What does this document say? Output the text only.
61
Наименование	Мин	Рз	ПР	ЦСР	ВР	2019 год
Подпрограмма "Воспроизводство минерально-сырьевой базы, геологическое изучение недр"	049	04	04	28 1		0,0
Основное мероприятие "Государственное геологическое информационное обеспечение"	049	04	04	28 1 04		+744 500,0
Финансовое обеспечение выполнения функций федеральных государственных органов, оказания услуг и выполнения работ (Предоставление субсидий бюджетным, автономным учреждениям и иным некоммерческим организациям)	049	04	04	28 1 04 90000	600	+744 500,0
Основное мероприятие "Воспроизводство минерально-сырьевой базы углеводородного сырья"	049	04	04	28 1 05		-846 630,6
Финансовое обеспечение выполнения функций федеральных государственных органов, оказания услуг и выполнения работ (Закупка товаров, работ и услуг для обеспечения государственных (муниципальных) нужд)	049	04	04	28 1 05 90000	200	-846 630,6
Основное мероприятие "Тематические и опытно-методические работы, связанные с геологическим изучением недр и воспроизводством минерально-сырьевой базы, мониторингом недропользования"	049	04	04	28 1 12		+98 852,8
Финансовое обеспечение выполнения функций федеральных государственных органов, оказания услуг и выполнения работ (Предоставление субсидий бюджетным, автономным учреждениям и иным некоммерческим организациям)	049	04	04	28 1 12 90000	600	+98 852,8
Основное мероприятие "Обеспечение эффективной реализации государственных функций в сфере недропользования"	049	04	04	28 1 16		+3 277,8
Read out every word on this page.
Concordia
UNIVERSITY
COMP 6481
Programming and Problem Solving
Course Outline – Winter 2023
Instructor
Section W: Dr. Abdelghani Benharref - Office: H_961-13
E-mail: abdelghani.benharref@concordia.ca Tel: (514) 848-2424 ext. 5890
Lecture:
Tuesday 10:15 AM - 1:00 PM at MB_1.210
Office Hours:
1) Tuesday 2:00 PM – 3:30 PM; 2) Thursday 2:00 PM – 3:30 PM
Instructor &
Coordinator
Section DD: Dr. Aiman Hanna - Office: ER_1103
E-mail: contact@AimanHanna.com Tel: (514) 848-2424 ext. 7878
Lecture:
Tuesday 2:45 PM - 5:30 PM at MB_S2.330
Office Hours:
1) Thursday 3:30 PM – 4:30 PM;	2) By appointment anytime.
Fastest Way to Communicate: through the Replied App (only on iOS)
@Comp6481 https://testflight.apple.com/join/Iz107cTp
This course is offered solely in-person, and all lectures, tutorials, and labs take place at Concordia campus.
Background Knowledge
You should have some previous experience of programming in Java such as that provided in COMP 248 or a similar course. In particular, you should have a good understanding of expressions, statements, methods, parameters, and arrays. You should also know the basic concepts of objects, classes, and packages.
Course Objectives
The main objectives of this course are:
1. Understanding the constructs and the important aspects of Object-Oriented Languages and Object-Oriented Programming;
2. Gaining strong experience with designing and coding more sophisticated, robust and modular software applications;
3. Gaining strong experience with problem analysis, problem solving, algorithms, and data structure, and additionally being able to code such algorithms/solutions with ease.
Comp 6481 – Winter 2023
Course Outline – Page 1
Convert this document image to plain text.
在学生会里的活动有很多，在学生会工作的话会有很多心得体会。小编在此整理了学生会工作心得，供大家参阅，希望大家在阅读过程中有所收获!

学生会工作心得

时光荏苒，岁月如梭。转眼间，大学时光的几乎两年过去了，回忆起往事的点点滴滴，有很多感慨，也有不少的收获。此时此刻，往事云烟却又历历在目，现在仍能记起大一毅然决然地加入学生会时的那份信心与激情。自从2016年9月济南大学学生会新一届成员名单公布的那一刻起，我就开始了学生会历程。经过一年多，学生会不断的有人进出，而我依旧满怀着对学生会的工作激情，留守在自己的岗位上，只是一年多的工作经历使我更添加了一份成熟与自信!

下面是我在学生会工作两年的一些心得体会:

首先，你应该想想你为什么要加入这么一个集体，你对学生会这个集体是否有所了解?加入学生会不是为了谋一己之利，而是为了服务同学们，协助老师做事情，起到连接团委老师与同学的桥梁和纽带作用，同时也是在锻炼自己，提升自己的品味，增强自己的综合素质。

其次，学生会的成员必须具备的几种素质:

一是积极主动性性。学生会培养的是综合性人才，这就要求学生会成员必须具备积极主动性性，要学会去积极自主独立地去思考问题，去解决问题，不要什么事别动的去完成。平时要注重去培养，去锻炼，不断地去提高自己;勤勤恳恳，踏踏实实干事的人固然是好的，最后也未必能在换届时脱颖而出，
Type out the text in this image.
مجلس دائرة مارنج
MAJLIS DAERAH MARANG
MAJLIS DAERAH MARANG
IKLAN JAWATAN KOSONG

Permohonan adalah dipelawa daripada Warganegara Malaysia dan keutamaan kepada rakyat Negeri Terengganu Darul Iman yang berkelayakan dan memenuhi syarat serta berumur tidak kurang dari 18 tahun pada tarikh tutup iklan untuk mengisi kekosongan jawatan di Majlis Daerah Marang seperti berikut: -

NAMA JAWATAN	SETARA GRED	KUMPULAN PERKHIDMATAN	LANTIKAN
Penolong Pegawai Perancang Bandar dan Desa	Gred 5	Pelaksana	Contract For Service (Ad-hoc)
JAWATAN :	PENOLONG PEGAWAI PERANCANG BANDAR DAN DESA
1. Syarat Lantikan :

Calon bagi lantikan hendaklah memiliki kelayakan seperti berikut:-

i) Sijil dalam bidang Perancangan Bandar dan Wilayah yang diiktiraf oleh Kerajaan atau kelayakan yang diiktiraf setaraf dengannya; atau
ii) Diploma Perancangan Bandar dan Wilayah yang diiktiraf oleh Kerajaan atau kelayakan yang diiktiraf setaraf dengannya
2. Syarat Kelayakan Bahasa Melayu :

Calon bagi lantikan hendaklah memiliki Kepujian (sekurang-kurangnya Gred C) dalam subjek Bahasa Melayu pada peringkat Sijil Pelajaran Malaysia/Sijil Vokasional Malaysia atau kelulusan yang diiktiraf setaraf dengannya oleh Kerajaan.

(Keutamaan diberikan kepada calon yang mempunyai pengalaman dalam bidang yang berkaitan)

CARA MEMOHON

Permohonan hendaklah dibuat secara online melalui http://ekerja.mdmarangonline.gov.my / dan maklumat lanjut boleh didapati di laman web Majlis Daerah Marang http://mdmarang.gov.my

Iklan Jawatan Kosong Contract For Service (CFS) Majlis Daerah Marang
━━━━━━━━
#### [WHAT IS EXPECTED]
Go through the listing above and report how many of its lines contain the word "федеральных", with only the number as output.

#### [REPLY TO THE EXERCISE]
3